## RECORDED DATA
"""

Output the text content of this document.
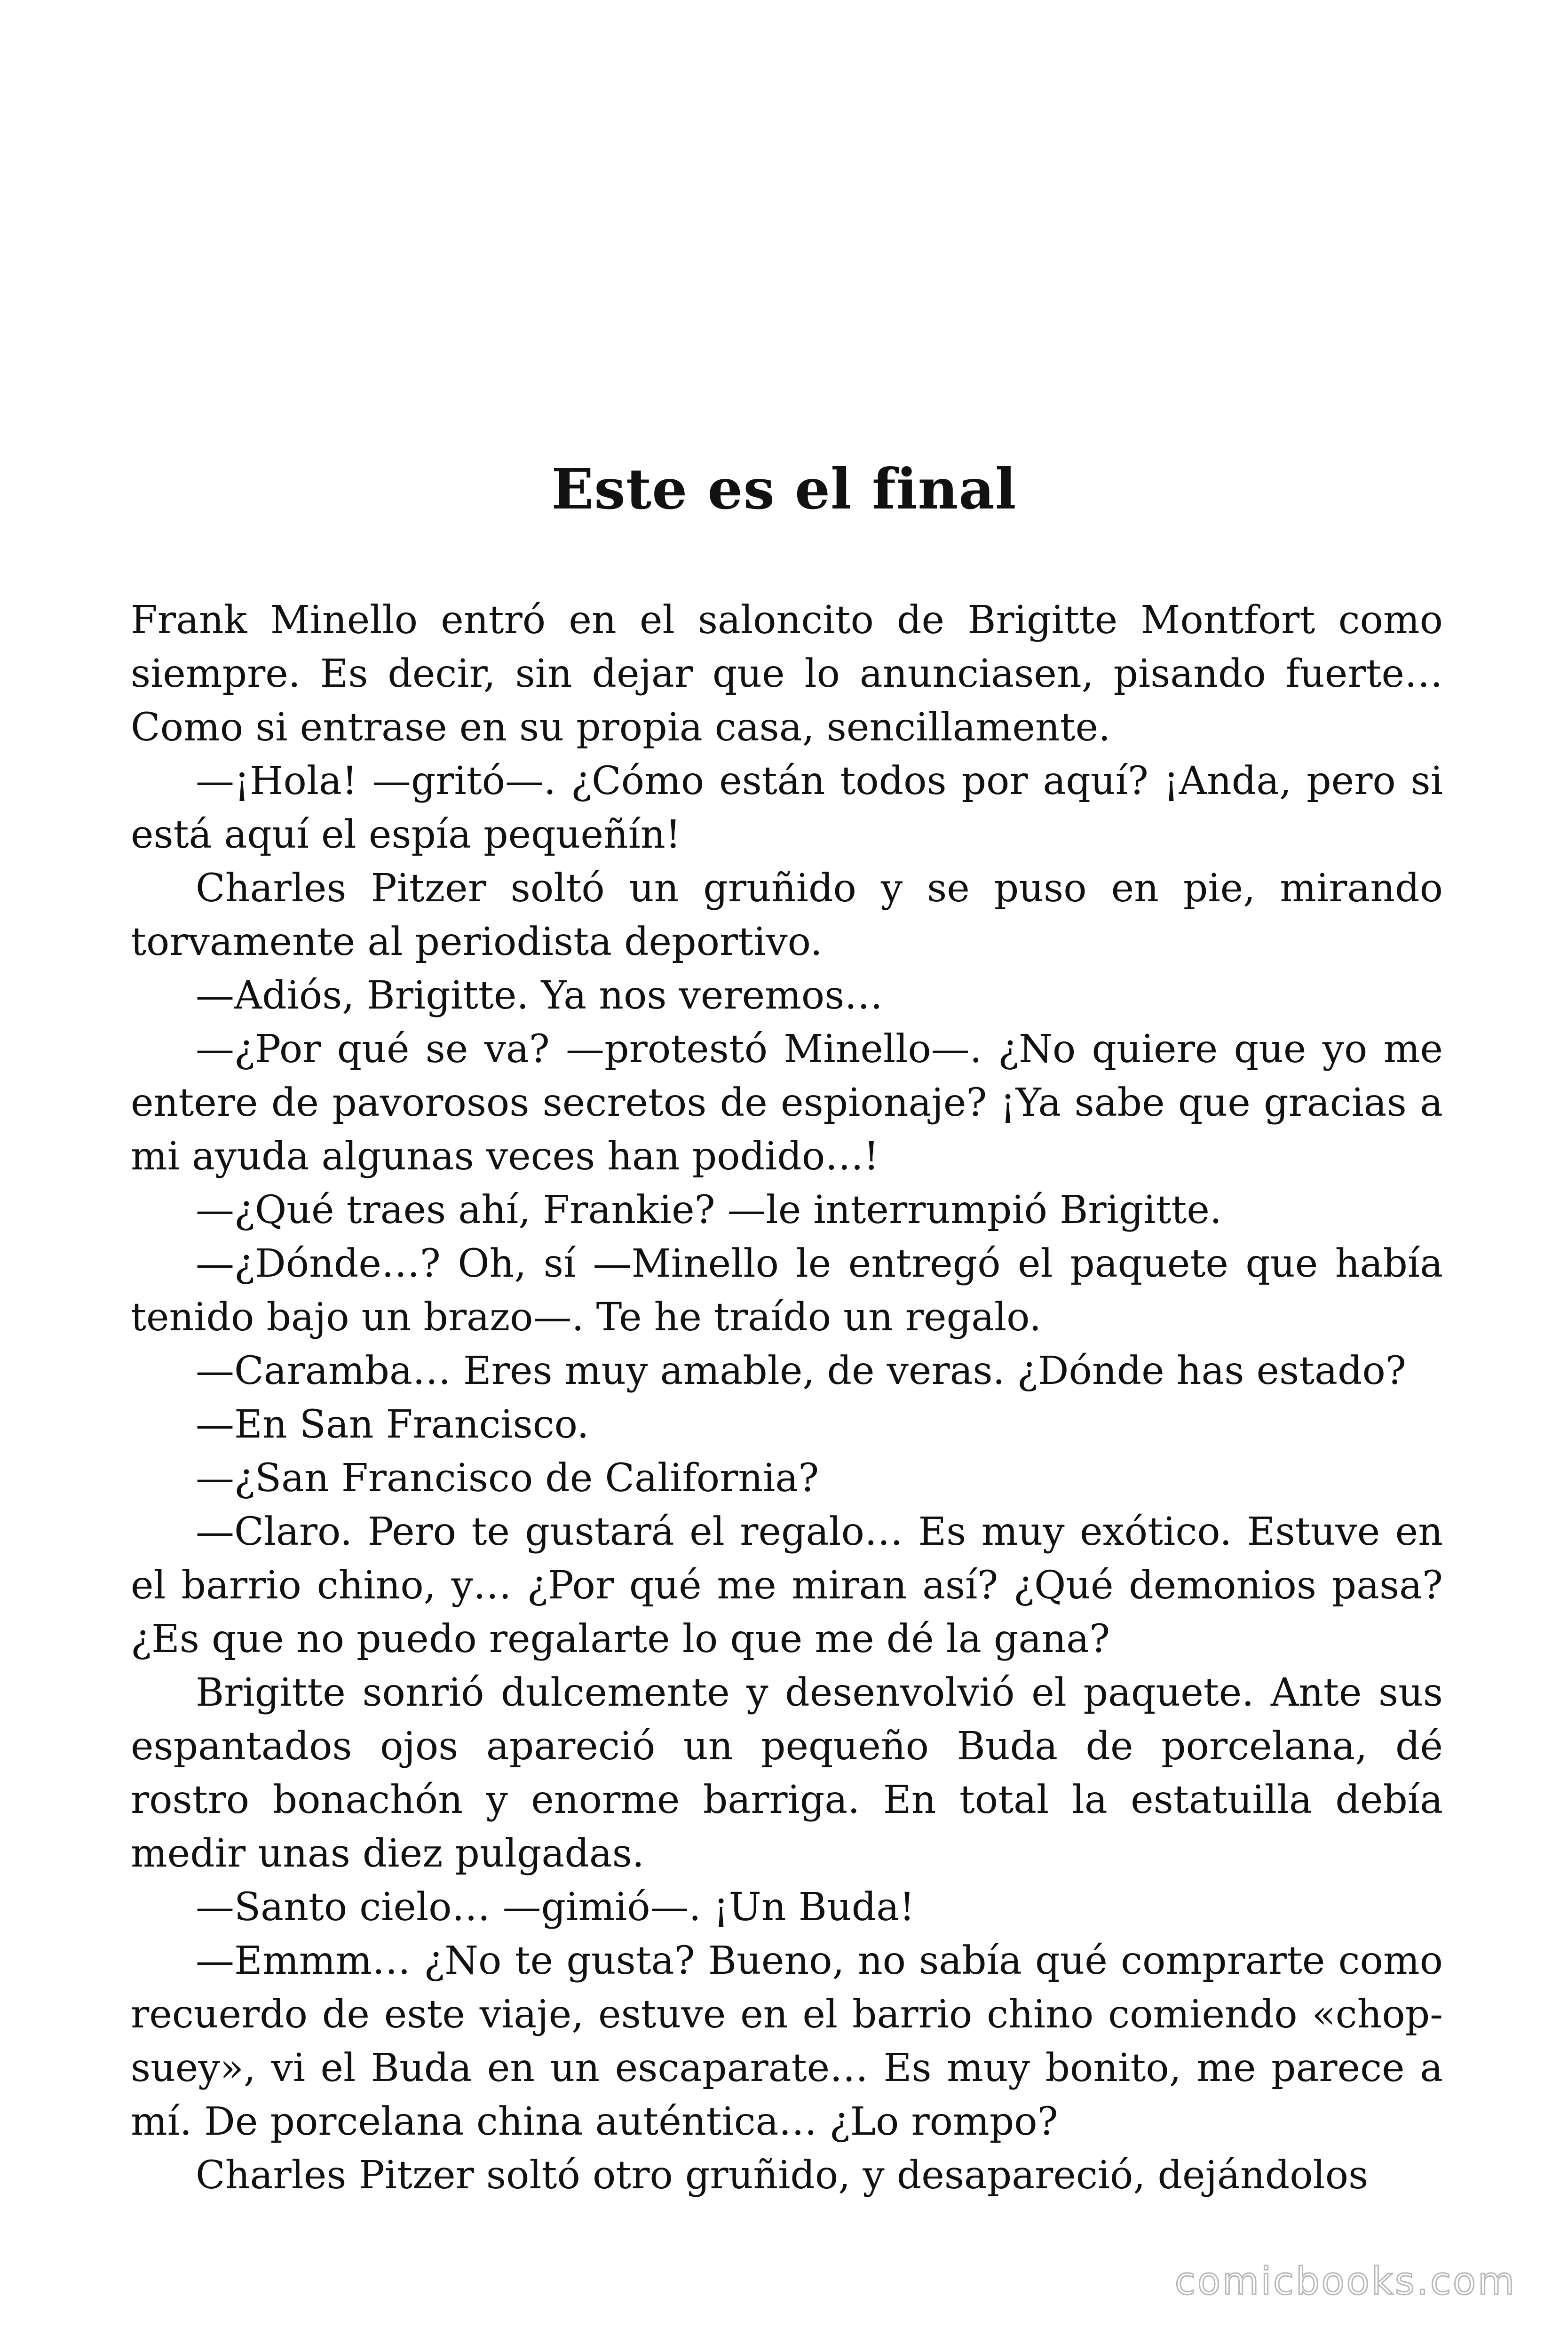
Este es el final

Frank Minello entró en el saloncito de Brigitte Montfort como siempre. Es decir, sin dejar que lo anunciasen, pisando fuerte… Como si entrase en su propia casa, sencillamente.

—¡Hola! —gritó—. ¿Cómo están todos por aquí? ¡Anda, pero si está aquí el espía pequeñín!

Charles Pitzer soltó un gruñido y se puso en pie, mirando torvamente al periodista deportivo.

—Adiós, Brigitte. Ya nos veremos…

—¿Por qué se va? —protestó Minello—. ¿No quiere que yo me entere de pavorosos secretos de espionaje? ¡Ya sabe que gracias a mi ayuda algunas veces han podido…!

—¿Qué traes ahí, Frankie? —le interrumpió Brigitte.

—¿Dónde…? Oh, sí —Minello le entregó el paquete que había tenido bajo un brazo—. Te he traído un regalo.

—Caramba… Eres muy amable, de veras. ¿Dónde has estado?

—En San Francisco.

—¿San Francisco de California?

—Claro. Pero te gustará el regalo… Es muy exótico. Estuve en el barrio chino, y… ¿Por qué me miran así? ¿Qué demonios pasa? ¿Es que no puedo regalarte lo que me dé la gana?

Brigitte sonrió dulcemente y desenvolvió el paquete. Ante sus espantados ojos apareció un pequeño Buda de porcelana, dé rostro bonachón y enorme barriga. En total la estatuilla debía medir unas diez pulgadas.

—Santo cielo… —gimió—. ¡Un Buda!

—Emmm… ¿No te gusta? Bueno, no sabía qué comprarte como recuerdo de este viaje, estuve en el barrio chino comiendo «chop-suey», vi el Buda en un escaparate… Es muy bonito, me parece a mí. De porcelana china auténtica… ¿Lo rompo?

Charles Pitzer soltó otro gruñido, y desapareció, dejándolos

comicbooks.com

"""

## EXERCISE DESCRIPTION
All the lines above are to be reproduced exactly, except the pictures.

## CORRECT RESPONSE
Output the text content of this document.
Este es el final

Frank Minello entró en el saloncito de Brigitte Montfort como siempre. Es decir, sin dejar que lo anunciasen, pisando fuerte… Como si entrase en su propia casa, sencillamente.

—¡Hola! —gritó—. ¿Cómo están todos por aquí? ¡Anda, pero si está aquí el espía pequeñín!

Charles Pitzer soltó un gruñido y se puso en pie, mirando torvamente al periodista deportivo.

—Adiós, Brigitte. Ya nos veremos…

—¿Por qué se va? —protestó Minello—. ¿No quiere que yo me entere de pavorosos secretos de espionaje? ¡Ya sabe que gracias a mi ayuda algunas veces han podido…!

—¿Qué traes ahí, Frankie? —le interrumpió Brigitte.

—¿Dónde…? Oh, sí —Minello le entregó el paquete que había tenido bajo un brazo—. Te he traído un regalo.

—Caramba… Eres muy amable, de veras. ¿Dónde has estado?

—En San Francisco.

—¿San Francisco de California?

—Claro. Pero te gustará el regalo… Es muy exótico. Estuve en el barrio chino, y… ¿Por qué me miran así? ¿Qué demonios pasa? ¿Es que no puedo regalarte lo que me dé la gana?

Brigitte sonrió dulcemente y desenvolvió el paquete. Ante sus espantados ojos apareció un pequeño Buda de porcelana, dé rostro bonachón y enorme barriga. En total la estatuilla debía medir unas diez pulgadas.

—Santo cielo… —gimió—. ¡Un Buda!

—Emmm… ¿No te gusta? Bueno, no sabía qué comprarte como recuerdo de este viaje, estuve en el barrio chino comiendo «chop-suey», vi el Buda en un escaparate… Es muy bonito, me parece a mí. De porcelana china auténtica… ¿Lo rompo?

Charles Pitzer soltó otro gruñido, y desapareció, dejándolos

comicbooks.com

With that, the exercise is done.